══ Material supplied ══

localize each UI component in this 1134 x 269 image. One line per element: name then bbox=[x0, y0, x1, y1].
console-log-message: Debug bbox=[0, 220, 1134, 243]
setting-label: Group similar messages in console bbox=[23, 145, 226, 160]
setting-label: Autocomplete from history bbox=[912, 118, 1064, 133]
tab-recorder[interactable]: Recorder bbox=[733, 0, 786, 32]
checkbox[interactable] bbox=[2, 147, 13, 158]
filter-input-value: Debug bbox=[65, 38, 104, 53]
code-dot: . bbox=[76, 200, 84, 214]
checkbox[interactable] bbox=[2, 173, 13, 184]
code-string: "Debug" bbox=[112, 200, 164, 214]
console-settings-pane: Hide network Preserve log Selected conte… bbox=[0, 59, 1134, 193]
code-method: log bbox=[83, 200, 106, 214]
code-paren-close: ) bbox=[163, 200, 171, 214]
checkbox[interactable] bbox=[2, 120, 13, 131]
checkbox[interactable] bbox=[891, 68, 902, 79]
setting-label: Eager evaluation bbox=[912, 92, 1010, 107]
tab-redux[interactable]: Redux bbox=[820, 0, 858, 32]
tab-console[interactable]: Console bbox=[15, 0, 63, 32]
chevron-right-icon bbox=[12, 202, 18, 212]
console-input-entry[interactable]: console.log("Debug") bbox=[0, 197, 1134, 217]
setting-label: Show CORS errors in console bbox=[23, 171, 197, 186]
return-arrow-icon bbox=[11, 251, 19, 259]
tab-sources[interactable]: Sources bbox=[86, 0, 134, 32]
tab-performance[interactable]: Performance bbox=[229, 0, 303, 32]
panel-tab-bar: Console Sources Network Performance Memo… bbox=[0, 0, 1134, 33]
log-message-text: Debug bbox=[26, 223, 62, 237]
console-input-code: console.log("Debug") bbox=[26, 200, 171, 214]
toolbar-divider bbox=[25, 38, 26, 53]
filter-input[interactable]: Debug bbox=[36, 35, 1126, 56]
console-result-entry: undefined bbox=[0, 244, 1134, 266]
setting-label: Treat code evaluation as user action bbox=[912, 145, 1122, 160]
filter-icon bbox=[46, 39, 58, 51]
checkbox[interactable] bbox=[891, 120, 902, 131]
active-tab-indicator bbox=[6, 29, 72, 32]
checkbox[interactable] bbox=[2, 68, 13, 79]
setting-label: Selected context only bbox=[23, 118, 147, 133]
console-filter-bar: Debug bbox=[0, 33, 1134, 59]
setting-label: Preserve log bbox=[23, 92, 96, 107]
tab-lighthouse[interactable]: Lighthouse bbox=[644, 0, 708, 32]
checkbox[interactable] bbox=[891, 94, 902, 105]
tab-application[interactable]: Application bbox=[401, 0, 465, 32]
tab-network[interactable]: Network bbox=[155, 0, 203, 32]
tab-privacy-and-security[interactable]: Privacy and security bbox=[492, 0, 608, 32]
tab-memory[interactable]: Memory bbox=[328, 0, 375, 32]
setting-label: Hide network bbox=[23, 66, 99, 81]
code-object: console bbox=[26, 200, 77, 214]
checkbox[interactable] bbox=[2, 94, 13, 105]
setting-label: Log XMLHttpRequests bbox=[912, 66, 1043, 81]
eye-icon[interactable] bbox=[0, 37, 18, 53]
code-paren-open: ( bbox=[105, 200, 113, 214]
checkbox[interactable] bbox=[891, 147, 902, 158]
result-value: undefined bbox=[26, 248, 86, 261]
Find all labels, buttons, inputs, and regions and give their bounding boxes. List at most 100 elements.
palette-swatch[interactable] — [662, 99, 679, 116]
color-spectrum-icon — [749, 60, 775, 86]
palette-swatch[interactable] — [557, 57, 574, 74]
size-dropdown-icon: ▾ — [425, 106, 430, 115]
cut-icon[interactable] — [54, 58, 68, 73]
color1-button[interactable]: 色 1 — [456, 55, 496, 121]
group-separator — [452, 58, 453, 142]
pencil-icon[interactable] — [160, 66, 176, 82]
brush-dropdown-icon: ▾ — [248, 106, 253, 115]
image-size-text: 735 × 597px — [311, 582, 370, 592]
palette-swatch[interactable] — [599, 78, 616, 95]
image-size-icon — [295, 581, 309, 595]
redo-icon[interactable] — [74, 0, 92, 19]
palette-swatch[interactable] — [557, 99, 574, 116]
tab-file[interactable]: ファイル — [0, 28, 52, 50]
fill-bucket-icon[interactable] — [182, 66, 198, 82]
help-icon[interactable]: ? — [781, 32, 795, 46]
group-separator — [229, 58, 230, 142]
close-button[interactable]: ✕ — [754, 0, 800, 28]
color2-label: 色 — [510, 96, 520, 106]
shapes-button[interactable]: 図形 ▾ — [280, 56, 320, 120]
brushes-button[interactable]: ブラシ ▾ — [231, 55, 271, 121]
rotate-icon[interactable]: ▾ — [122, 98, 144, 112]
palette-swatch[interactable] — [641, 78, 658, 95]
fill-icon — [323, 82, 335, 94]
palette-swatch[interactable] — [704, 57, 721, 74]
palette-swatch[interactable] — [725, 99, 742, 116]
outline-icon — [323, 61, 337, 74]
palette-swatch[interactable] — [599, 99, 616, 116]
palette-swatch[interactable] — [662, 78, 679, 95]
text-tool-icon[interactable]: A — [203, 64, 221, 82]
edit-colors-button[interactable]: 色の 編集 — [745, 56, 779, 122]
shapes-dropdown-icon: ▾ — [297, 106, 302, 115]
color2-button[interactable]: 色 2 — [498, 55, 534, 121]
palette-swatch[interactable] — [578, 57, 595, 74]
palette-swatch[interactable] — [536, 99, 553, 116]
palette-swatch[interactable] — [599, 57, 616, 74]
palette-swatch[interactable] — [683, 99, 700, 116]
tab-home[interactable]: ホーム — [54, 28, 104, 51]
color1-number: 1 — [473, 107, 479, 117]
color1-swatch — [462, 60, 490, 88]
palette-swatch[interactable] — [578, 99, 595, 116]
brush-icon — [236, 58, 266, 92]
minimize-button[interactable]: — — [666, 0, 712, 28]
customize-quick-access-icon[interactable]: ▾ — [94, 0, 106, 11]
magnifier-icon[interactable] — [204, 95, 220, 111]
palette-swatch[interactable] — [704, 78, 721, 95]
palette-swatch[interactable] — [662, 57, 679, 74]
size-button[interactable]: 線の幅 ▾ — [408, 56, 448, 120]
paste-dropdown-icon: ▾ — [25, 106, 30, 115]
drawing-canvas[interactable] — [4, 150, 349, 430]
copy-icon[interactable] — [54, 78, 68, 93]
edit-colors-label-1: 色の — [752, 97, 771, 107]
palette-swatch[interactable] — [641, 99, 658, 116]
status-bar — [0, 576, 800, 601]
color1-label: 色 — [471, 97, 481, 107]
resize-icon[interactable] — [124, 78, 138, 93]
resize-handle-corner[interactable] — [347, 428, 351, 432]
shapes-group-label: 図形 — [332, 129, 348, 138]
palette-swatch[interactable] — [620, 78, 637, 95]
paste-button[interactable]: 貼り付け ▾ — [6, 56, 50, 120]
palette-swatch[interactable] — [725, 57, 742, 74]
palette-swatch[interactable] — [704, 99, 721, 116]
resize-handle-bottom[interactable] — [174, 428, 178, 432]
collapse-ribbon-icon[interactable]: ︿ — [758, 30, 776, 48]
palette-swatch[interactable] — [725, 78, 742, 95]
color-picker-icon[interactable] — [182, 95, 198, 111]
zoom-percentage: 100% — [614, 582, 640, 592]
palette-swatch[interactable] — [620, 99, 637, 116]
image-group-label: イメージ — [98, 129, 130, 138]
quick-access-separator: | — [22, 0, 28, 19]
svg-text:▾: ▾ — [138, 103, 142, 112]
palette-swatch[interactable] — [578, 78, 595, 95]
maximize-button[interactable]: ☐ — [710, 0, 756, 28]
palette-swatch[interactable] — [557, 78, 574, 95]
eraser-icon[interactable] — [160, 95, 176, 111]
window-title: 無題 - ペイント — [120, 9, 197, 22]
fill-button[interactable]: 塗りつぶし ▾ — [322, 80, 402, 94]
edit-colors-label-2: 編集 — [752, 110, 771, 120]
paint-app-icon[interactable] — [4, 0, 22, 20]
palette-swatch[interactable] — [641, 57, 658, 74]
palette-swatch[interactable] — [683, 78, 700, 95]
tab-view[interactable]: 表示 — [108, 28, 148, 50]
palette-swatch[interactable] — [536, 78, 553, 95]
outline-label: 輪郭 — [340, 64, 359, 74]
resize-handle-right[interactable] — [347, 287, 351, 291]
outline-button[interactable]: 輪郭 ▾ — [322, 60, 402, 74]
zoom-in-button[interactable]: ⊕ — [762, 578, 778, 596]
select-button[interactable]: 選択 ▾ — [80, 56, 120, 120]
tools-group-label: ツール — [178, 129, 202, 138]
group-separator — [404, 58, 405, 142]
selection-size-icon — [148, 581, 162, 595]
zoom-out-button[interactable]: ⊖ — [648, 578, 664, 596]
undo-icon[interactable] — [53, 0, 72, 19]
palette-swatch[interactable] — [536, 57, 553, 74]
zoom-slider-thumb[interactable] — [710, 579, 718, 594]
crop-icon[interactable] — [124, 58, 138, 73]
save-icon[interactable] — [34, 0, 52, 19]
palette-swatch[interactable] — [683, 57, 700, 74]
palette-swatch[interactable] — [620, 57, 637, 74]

═══
══ Material supplied ══

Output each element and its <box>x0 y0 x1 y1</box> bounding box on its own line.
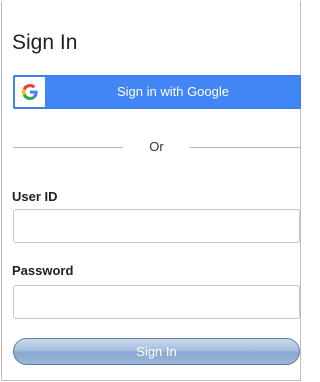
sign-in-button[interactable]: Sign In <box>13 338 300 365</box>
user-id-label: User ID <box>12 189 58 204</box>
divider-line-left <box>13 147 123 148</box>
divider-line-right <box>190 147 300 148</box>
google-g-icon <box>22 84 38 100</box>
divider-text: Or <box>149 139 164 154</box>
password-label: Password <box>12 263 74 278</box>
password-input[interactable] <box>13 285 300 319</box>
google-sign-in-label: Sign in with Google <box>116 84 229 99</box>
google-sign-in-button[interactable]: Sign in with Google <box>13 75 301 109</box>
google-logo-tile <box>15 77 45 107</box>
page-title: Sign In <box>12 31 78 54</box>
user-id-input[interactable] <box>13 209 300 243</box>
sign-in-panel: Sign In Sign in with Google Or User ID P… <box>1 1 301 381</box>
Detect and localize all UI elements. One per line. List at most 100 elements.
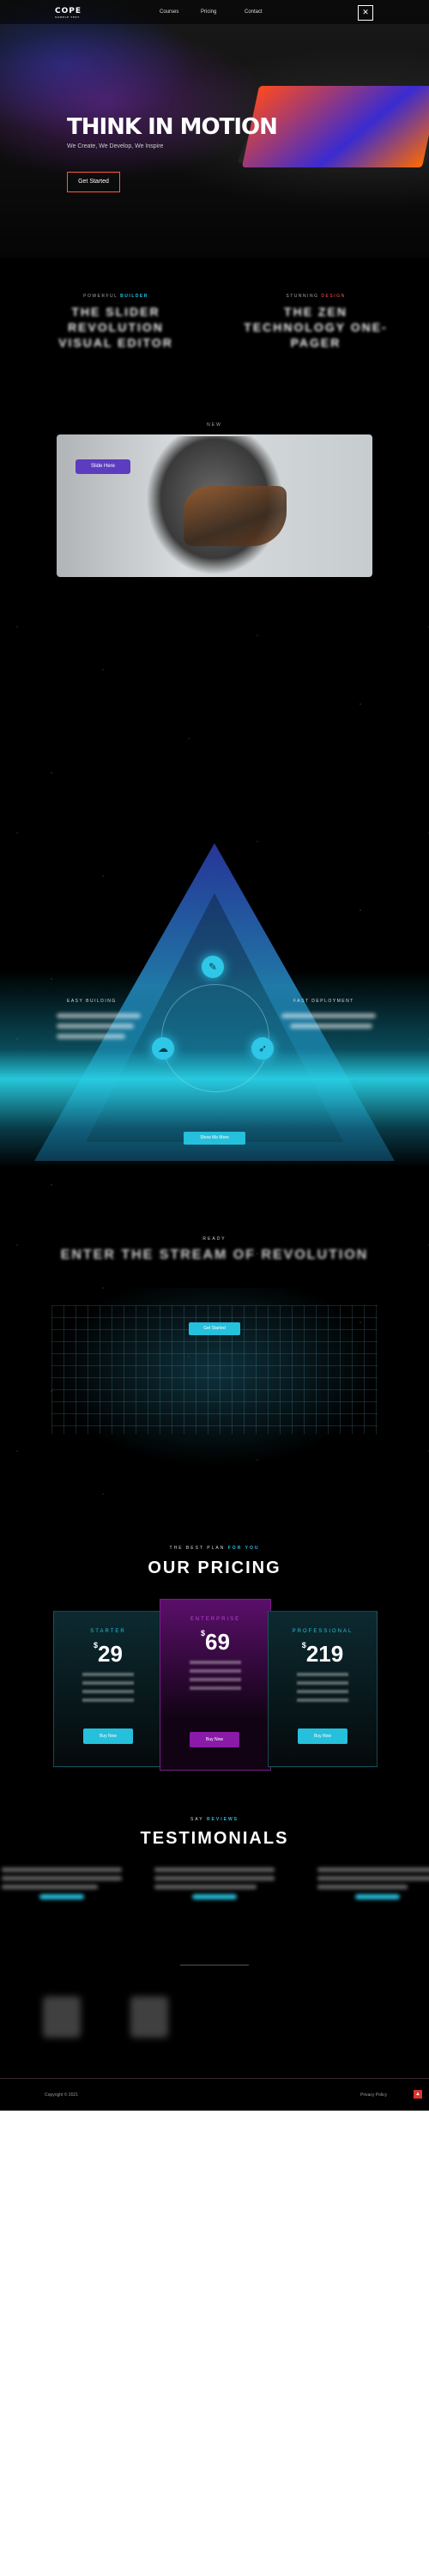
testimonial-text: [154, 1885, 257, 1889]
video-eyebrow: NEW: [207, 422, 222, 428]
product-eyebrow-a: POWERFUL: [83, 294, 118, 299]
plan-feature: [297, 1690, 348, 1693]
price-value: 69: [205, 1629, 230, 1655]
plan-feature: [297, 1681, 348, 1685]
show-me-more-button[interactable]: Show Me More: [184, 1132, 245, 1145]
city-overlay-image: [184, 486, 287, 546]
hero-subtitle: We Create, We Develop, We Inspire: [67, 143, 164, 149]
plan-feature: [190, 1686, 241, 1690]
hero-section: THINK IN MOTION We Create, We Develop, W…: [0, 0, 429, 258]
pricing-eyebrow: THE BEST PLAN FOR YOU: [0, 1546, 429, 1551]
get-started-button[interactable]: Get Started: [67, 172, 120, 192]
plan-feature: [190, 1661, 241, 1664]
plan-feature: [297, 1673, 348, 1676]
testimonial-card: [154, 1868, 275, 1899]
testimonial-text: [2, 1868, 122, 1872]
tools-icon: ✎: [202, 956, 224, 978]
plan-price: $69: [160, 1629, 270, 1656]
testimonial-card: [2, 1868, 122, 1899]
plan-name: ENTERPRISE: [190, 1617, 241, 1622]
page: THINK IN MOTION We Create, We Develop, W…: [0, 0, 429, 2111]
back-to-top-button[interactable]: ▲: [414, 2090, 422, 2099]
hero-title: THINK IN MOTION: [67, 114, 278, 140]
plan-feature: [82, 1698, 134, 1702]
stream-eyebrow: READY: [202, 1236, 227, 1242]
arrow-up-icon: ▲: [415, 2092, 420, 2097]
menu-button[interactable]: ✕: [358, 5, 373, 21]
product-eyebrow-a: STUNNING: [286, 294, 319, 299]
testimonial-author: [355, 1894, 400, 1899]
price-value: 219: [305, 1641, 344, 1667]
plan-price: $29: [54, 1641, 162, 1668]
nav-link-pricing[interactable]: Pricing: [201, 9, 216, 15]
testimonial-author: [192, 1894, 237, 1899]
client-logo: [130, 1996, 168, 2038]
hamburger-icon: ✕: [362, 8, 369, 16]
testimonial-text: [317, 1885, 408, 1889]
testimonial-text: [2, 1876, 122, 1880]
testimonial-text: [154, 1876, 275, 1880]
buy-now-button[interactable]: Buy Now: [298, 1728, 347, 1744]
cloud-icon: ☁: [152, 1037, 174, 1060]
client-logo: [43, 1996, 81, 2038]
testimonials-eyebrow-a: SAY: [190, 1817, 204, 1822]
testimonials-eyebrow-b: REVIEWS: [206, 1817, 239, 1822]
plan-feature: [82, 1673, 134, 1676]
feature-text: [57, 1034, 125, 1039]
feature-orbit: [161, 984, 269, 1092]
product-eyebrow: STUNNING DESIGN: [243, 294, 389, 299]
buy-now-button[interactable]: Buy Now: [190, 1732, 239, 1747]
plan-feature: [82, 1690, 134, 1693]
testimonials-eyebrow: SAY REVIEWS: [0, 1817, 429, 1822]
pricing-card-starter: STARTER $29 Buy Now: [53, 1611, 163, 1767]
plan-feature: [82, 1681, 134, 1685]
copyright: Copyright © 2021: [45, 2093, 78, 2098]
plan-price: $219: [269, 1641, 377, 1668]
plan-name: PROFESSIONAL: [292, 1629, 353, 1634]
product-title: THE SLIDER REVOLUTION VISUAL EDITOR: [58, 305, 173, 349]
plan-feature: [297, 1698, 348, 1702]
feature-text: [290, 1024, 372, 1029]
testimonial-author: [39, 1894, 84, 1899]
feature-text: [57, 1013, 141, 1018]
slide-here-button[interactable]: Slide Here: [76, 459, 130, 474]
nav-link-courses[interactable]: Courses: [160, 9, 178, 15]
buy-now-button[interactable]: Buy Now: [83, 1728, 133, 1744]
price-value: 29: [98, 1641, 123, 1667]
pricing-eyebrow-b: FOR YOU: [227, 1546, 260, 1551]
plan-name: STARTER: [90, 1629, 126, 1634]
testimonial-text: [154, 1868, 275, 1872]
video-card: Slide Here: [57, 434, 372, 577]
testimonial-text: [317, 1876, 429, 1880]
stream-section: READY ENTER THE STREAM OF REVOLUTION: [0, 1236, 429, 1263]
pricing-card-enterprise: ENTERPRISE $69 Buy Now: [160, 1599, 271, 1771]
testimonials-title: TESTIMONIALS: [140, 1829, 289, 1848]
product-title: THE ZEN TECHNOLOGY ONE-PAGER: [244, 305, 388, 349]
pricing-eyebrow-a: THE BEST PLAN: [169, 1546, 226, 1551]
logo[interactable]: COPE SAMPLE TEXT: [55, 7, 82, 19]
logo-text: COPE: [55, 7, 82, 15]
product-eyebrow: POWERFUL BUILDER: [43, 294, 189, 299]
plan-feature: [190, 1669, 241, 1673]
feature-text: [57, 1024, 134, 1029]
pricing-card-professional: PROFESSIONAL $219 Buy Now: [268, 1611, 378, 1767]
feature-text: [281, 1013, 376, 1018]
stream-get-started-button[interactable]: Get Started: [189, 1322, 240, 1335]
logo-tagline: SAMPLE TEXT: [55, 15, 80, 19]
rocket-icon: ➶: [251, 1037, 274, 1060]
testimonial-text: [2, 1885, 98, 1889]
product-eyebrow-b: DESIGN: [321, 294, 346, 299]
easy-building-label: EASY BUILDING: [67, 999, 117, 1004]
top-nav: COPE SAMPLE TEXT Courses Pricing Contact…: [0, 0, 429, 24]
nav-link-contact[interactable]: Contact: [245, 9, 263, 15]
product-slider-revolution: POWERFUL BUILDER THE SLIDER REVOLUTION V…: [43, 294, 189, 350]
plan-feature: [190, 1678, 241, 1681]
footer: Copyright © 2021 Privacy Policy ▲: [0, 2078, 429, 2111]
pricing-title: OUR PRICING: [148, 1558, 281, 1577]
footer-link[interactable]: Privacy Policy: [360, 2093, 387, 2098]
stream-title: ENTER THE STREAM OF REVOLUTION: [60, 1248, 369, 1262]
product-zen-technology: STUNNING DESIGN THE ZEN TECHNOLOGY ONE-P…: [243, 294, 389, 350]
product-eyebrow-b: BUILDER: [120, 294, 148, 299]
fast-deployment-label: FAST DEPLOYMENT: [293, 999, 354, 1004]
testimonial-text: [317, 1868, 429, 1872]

═══

What you should do:
Reproduce the lines of the material unchanged, starting with the line that contains "testimonial-text: [154, 1885, 257, 1889]" and continuing through the line that contains "product-eyebrow: STUNNING DESIGN: [243, 294, 389, 299]". Include both of those lines.

The solution:
testimonial-text: [154, 1885, 257, 1889]
video-eyebrow: NEW: [207, 422, 222, 428]
product-eyebrow-a: POWERFUL: [83, 294, 118, 299]
plan-feature: [297, 1690, 348, 1693]
price-value: 69: [205, 1629, 230, 1655]
plan-feature: [297, 1681, 348, 1685]
show-me-more-button[interactable]: Show Me More: [184, 1132, 245, 1145]
city-overlay-image: [184, 486, 287, 546]
hero-subtitle: We Create, We Develop, We Inspire: [67, 143, 164, 149]
plan-feature: [190, 1686, 241, 1690]
hero-section: THINK IN MOTION We Create, We Develop, W…: [0, 0, 429, 258]
pricing-eyebrow: THE BEST PLAN FOR YOU: [0, 1546, 429, 1551]
get-started-button[interactable]: Get Started: [67, 172, 120, 192]
plan-feature: [190, 1661, 241, 1664]
plan-feature: [297, 1673, 348, 1676]
testimonial-card: [154, 1868, 275, 1899]
testimonial-text: [2, 1868, 122, 1872]
tools-icon: ✎: [202, 956, 224, 978]
plan-price: $69: [160, 1629, 270, 1656]
testimonial-card: [2, 1868, 122, 1899]
plan-name: ENTERPRISE: [190, 1617, 241, 1622]
page: THINK IN MOTION We Create, We Develop, W…: [0, 0, 429, 2111]
back-to-top-button[interactable]: ▲: [414, 2090, 422, 2099]
hero-title: THINK IN MOTION: [67, 114, 278, 140]
plan-feature: [82, 1698, 134, 1702]
stream-eyebrow: READY: [202, 1236, 227, 1242]
arrow-up-icon: ▲: [415, 2092, 420, 2097]
menu-button[interactable]: ✕: [358, 5, 373, 21]
product-eyebrow-a: STUNNING: [286, 294, 319, 299]
testimonial-author: [355, 1894, 400, 1899]
price-value: 219: [305, 1641, 344, 1667]
plan-price: $29: [54, 1641, 162, 1668]
nav-link-pricing[interactable]: Pricing: [201, 9, 216, 15]
testimonial-author: [192, 1894, 237, 1899]
client-logo: [130, 1996, 168, 2038]
hamburger-icon: ✕: [362, 8, 369, 16]
testimonial-text: [317, 1885, 408, 1889]
testimonial-text: [2, 1876, 122, 1880]
testimonial-text: [154, 1876, 275, 1880]
buy-now-button[interactable]: Buy Now: [298, 1728, 347, 1744]
cloud-icon: ☁: [152, 1037, 174, 1060]
client-logo: [43, 1996, 81, 2038]
testimonials-eyebrow-a: SAY: [190, 1817, 204, 1822]
testimonials-eyebrow-b: REVIEWS: [206, 1817, 239, 1822]
plan-feature: [82, 1673, 134, 1676]
feature-text: [57, 1034, 125, 1039]
feature-orbit: [161, 984, 269, 1092]
product-eyebrow: STUNNING DESIGN: [243, 294, 389, 299]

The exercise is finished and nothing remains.